**Instructions for the task**. Only the pictures are omitted; repeat all other data exactly.

**Items listed in a dataset**.

═══

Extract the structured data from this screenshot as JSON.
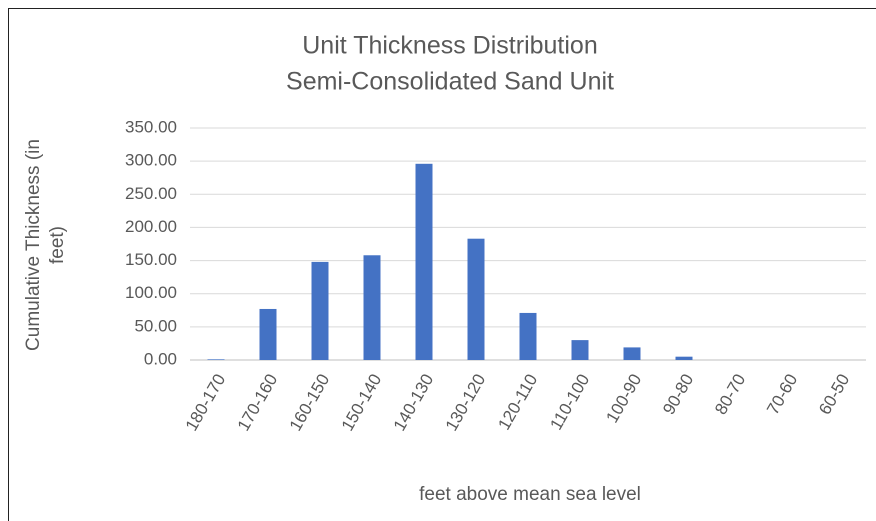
{
  "chart_data": {
    "type": "bar",
    "title": "Unit Thickness Distribution",
    "subtitle": "Semi-Consolidated Sand Unit",
    "x_label": "feet above mean sea level",
    "y_label": "Cumulative Thickness (in feet)",
    "categories": [
      "180-170",
      "170-160",
      "160-150",
      "150-140",
      "140-130",
      "130-120",
      "120-110",
      "110-100",
      "100-90",
      "90-80",
      "80-70",
      "70-60",
      "60-50"
    ],
    "values": [
      1,
      77,
      148,
      158,
      296,
      183,
      71,
      30,
      19,
      5,
      0,
      0,
      0
    ],
    "color": "#4472c4",
    "ylim": [
      0,
      350
    ],
    "yticks": [
      {
        "value": 0,
        "label": "0.00"
      },
      {
        "value": 50,
        "label": "50.00"
      },
      {
        "value": 100,
        "label": "100.00"
      },
      {
        "value": 150,
        "label": "150.00"
      },
      {
        "value": 200,
        "label": "200.00"
      },
      {
        "value": 250,
        "label": "250.00"
      },
      {
        "value": 300,
        "label": "300.00"
      },
      {
        "value": 350,
        "label": "350.00"
      }
    ],
    "grid": true
  }
}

═══

**Exercise solution**.
Extract the structured data from this screenshot as JSON.
{
  "chart_data": {
    "type": "bar",
    "title": "Unit Thickness Distribution",
    "subtitle": "Semi-Consolidated Sand Unit",
    "x_label": "feet above mean sea level",
    "y_label": "Cumulative Thickness (in feet)",
    "categories": [
      "180-170",
      "170-160",
      "160-150",
      "150-140",
      "140-130",
      "130-120",
      "120-110",
      "110-100",
      "100-90",
      "90-80",
      "80-70",
      "70-60",
      "60-50"
    ],
    "values": [
      1,
      77,
      148,
      158,
      296,
      183,
      71,
      30,
      19,
      5,
      0,
      0,
      0
    ],
    "color": "#4472c4",
    "ylim": [
      0,
      350
    ],
    "yticks": [
      {
        "value": 0,
        "label": "0.00"
      },
      {
        "value": 50,
        "label": "50.00"
      },
      {
        "value": 100,
        "label": "100.00"
      },
      {
        "value": 150,
        "label": "150.00"
      },
      {
        "value": 200,
        "label": "200.00"
      },
      {
        "value": 250,
        "label": "250.00"
      },
      {
        "value": 300,
        "label": "300.00"
      },
      {
        "value": 350,
        "label": "350.00"
      }
    ],
    "grid": true
  }
}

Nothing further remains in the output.